Pull out the stretch from the start of the records through the line containing "toc-entry[interactable] [176, 603, 808, 625]", both ends included, and reproduce each line unchanged.
-- Start of MATERIAL FOR THIS EXERCISE --
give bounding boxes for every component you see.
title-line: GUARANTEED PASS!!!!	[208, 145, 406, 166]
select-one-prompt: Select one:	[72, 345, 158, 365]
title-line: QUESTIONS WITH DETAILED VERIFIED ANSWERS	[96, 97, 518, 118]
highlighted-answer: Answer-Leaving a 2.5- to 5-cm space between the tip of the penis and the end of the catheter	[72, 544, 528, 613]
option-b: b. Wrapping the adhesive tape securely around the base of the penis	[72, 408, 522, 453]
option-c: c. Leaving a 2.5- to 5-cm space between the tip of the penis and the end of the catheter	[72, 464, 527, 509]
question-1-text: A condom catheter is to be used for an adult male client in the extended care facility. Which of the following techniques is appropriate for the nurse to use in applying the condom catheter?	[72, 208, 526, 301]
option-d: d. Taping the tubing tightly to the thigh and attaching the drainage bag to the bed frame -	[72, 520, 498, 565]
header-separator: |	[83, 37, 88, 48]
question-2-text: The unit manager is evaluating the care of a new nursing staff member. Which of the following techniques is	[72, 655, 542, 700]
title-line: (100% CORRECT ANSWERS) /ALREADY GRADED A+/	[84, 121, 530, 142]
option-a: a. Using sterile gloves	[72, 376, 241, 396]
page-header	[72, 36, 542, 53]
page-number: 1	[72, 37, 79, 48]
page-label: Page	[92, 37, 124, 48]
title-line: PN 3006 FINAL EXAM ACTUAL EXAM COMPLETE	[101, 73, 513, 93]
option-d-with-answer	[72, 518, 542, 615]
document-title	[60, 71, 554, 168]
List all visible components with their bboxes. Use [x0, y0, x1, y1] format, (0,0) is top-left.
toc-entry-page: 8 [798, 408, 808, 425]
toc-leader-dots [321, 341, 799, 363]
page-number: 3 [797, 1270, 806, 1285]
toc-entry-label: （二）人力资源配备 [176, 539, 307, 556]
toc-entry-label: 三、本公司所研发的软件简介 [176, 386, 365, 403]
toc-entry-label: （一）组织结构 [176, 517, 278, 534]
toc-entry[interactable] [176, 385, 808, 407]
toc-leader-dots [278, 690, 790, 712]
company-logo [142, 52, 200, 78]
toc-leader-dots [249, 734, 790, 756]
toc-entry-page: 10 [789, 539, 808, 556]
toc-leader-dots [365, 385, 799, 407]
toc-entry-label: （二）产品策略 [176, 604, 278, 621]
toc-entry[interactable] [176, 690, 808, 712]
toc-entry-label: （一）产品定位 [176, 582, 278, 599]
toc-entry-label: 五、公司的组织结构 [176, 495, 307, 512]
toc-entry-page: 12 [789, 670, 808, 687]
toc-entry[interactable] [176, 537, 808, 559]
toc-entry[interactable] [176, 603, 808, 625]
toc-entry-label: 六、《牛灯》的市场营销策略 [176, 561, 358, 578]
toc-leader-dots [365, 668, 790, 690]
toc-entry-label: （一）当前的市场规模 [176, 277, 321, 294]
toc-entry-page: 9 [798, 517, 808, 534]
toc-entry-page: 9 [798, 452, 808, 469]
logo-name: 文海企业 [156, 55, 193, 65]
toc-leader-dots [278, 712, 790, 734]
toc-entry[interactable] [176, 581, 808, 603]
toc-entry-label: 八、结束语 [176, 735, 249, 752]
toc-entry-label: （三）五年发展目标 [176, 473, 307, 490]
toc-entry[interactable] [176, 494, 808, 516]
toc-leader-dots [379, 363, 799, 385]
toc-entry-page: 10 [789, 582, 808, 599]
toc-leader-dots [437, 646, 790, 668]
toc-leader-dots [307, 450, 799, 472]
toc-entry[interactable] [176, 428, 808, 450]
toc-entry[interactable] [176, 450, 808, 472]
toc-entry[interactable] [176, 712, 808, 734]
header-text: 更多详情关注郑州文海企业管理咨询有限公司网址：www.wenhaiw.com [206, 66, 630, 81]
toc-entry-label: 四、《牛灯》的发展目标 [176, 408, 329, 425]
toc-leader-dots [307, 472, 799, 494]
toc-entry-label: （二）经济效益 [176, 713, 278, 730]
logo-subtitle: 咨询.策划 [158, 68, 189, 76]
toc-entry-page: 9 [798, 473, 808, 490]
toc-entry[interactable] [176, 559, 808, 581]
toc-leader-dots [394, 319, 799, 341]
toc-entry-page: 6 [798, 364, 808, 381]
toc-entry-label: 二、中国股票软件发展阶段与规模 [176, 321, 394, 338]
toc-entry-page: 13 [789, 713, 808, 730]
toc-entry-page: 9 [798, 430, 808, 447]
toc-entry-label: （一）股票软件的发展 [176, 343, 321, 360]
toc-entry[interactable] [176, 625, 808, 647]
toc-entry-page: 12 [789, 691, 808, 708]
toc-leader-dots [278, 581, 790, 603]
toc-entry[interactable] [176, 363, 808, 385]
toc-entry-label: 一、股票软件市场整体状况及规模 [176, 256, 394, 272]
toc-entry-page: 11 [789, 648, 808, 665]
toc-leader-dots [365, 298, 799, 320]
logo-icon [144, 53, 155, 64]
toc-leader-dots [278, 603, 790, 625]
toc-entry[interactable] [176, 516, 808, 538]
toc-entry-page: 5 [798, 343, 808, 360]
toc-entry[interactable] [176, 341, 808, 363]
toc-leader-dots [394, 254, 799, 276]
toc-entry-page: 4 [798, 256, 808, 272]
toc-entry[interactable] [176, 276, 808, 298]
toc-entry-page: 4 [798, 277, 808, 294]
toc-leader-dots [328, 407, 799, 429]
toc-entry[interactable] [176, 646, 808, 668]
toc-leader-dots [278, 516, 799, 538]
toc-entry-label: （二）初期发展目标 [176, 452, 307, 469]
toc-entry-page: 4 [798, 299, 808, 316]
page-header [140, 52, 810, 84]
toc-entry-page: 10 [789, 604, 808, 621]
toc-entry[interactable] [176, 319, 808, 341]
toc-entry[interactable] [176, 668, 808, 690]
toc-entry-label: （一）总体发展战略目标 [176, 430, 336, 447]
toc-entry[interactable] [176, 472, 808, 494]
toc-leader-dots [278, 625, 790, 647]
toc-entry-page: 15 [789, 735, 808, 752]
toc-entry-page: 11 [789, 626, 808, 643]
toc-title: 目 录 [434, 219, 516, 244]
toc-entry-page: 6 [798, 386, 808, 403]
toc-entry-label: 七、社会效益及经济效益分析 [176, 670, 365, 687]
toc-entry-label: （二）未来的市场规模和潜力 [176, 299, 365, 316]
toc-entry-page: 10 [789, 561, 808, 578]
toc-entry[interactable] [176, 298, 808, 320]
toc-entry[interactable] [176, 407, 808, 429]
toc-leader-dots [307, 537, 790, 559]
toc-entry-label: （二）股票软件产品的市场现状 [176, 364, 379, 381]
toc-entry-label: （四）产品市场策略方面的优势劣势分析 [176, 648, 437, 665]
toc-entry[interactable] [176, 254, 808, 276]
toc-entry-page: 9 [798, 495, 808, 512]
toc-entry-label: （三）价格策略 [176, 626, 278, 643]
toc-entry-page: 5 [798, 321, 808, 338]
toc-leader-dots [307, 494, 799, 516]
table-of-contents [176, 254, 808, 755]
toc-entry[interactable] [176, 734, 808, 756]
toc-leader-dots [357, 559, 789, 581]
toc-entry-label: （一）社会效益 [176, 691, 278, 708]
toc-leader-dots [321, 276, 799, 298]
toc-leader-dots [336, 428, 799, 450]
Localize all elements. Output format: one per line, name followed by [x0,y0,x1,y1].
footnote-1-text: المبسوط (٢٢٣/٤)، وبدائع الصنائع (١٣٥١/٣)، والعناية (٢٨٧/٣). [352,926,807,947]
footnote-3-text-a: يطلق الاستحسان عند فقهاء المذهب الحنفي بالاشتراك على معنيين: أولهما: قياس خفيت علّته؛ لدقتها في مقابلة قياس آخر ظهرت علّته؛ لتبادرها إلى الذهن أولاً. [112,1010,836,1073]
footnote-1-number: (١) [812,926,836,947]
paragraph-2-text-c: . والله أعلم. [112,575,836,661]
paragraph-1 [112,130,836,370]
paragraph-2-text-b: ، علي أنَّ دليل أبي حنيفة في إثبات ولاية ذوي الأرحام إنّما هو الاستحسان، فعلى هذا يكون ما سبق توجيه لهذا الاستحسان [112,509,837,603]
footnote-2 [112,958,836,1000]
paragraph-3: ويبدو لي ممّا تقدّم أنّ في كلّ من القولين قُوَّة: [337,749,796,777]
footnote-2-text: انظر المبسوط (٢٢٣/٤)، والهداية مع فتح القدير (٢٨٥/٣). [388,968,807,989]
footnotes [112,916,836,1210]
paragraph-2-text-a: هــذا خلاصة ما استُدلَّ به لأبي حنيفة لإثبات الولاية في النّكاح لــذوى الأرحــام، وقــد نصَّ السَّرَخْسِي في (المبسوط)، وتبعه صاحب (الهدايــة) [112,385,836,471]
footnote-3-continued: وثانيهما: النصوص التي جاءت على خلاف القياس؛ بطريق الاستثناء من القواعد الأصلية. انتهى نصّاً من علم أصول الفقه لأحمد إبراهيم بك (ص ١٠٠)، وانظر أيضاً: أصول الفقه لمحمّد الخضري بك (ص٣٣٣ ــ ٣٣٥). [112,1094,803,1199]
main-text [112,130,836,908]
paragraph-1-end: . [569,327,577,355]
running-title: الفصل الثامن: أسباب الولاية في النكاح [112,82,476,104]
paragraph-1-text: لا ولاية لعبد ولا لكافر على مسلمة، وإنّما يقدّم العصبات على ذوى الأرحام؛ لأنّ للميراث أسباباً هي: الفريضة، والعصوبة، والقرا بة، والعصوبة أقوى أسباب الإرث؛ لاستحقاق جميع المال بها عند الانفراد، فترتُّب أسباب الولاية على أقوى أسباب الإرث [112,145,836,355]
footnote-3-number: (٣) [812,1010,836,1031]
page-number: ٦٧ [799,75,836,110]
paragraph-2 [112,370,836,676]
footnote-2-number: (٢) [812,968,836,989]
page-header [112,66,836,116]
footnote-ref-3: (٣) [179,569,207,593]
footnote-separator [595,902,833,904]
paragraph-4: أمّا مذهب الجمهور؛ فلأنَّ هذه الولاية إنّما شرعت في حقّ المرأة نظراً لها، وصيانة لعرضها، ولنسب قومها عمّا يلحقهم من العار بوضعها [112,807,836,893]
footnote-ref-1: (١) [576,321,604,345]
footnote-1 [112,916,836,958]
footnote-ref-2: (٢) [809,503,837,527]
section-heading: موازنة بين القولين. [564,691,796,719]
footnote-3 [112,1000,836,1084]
-- End of MATERIAL FOR THIS EXERCISE --
## WRITTEN SOLUTION:
give bounding boxes for every component you see.
title-line: GUARANTEED PASS!!!!	[208, 145, 406, 166]
select-one-prompt: Select one:	[72, 345, 158, 365]
title-line: QUESTIONS WITH DETAILED VERIFIED ANSWERS	[96, 97, 518, 118]
highlighted-answer: Answer-Leaving a 2.5- to 5-cm space between the tip of the penis and the end of the catheter	[72, 544, 528, 613]
option-b: b. Wrapping the adhesive tape securely around the base of the penis	[72, 408, 522, 453]
option-c: c. Leaving a 2.5- to 5-cm space between the tip of the penis and the end of the catheter	[72, 464, 527, 509]
question-1-text: A condom catheter is to be used for an adult male client in the extended care facility. Which of the following techniques is appropriate for the nurse to use in applying the condom catheter?	[72, 208, 526, 301]
option-d: d. Taping the tubing tightly to the thigh and attaching the drainage bag to the bed frame -	[72, 520, 498, 565]
header-separator: |	[83, 37, 88, 48]
question-2-text: The unit manager is evaluating the care of a new nursing staff member. Which of the following techniques is	[72, 655, 542, 700]
title-line: (100% CORRECT ANSWERS) /ALREADY GRADED A+/	[84, 121, 530, 142]
option-a: a. Using sterile gloves	[72, 376, 241, 396]
page-header	[72, 36, 542, 53]
page-number: 1	[72, 37, 79, 48]
page-label: Page	[92, 37, 124, 48]
title-line: PN 3006 FINAL EXAM ACTUAL EXAM COMPLETE	[101, 73, 513, 93]
option-d-with-answer	[72, 518, 542, 615]
document-title	[60, 71, 554, 168]
List all visible components with their bboxes. Use [x0, y0, x1, y1] format, (0,0) is top-left.
toc-entry-page: 8 [798, 408, 808, 425]
toc-leader-dots [321, 341, 799, 363]
page-number: 3 [797, 1270, 806, 1285]
toc-entry-label: （二）人力资源配备 [176, 539, 307, 556]
toc-entry-label: 三、本公司所研发的软件简介 [176, 386, 365, 403]
toc-entry-label: （一）组织结构 [176, 517, 278, 534]
toc-entry[interactable] [176, 385, 808, 407]
toc-leader-dots [278, 690, 790, 712]
company-logo [142, 52, 200, 78]
toc-leader-dots [249, 734, 790, 756]
toc-entry-page: 10 [789, 539, 808, 556]
toc-leader-dots [365, 385, 799, 407]
toc-entry-label: （二）产品策略 [176, 604, 278, 621]
toc-entry[interactable] [176, 690, 808, 712]
toc-entry-label: （一）产品定位 [176, 582, 278, 599]
toc-entry-label: 五、公司的组织结构 [176, 495, 307, 512]
toc-entry-page: 12 [789, 670, 808, 687]
toc-entry[interactable] [176, 537, 808, 559]
toc-entry[interactable] [176, 603, 808, 625]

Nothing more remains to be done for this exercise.